====== Study text

Sorry, I've been neglecting this a bit. My initial impression of your
current design is that the framework is good and the intention of the
algorithm is good, but placeChainsTopogically could do a better job in
few areas (1) biasing "warm" edges, (2) placing "cold" chains, (3)
loop handling.

(1) "Warm" edges are those that cross chains, and whose successor is
the head of a chain. In other words, you've decided to place the
chains "in-line" in topological order. Placing them in any arbitrary
topological/RPO order is not bad at all since you've already chosen
good chains. But consider a merge point with three or more
predecessors. You actually want the most frequent predecessor to fall
through to the merge, unless the head of that chain dominates the
other predecessors. This is tricky, rife with corner cases, and
probably not too important, especially without perfect profile
information. So it would be fair to punt on this issue.

(2) "Cold" edges branch into the middle of another chain. But it looks
like placeChainsTopogically happily follows the RPO order of the
chain's head. I'm guessing they'll end up in strange places unrelated
to their adjacent chains. This doesn't seem like what you intended. If
you avoid placing those in RPO order, then they should float down to
the end of the function.

(3) I've always thought we would regret that LoopInfo doesn't keep
it's list of blocks in RPO order. You're currently sidestepping the
issue by placing chains in a single iteration through the function's
blocks. If that works well, I don't have a problem with it, but it
seems to complicate the issue of loop layout. For example, our simple
RPO iterator makes no attempt to visit blocks in loop order, so
following this order will not result in contiguous loops. I think
laying out one loop at a time is much easier to deal with. If you want
to follow blocks within a loop in RPO order, you can use the
LoopIterator that I recently added for this purpose. It does need to
be adapted for MachineLoopInfo. I actually like the BranchProbability
approach of implementing the generic code in an implementation header
that's only included once per instantiation
(BranchProbabilityInfo.cpp + MachineBranchProbabilityInfo.cpp).

============
====== Dataset content

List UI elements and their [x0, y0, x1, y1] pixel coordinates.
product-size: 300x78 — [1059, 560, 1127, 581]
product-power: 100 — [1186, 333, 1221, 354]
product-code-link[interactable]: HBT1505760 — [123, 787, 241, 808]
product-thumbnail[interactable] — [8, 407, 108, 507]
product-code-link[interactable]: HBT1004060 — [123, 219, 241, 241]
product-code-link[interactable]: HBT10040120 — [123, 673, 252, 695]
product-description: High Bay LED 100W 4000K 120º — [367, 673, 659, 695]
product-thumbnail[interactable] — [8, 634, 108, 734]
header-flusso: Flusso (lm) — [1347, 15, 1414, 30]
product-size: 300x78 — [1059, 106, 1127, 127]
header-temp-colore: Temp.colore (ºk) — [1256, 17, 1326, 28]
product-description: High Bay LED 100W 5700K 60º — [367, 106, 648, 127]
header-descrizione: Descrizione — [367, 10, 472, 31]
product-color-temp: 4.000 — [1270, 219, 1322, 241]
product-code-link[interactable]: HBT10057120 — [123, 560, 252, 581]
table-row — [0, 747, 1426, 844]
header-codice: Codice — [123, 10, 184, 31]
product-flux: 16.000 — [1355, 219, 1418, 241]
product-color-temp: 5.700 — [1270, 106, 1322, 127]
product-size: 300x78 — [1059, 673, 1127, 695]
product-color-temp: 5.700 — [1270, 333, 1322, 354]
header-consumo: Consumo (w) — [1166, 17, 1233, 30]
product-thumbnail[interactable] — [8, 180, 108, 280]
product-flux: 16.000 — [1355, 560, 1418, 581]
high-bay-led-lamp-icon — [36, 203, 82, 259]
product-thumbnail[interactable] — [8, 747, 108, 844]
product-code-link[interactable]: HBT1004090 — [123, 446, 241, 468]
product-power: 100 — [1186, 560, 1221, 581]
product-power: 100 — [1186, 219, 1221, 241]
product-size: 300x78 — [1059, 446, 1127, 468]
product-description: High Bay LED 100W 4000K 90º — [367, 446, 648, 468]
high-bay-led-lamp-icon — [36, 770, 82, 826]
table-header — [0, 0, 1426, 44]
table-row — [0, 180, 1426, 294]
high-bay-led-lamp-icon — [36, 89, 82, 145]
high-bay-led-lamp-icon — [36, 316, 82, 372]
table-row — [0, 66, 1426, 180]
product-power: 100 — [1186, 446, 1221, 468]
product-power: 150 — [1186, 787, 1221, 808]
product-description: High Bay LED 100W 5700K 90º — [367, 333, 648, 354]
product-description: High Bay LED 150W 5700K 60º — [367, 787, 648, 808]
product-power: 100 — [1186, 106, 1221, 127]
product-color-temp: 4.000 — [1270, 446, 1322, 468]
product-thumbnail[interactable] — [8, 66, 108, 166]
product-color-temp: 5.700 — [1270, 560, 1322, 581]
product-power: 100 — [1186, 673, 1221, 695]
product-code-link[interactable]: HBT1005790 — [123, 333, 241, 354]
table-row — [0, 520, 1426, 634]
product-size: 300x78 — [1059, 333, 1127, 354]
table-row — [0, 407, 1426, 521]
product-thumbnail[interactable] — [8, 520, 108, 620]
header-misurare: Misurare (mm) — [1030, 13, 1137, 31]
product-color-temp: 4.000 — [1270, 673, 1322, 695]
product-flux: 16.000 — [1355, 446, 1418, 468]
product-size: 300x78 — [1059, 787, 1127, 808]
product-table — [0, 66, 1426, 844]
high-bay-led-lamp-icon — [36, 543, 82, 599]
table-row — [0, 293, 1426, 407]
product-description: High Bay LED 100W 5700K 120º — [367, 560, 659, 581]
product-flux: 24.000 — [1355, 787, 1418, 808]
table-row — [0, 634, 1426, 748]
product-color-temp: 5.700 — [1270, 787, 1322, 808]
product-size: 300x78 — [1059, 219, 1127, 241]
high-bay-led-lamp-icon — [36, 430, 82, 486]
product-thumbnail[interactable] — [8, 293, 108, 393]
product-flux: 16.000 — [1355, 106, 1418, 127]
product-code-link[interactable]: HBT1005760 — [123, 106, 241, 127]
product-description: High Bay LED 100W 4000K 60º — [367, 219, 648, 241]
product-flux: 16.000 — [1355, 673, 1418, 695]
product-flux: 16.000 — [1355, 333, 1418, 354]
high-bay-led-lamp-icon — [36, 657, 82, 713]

============

## Problem to solve:
Copy the passage from the block placement review above word for word, from "loop handling." to "on this issue.".

## Answer to this exercise:
loop handling.

(1) "Warm" edges are those that cross chains, and whose successor is
the head of a chain. In other words, you've decided to place the
chains "in-line" in topological order. Placing them in any arbitrary
topological/RPO order is not bad at all since you've already chosen
good chains. But consider a merge point with three or more
predecessors. You actually want the most frequent predecessor to fall
through to the merge, unless the head of that chain dominates the
other predecessors. This is tricky, rife with corner cases, and
probably not too important, especially without perfect profile
information. So it would be fair to punt on this issue.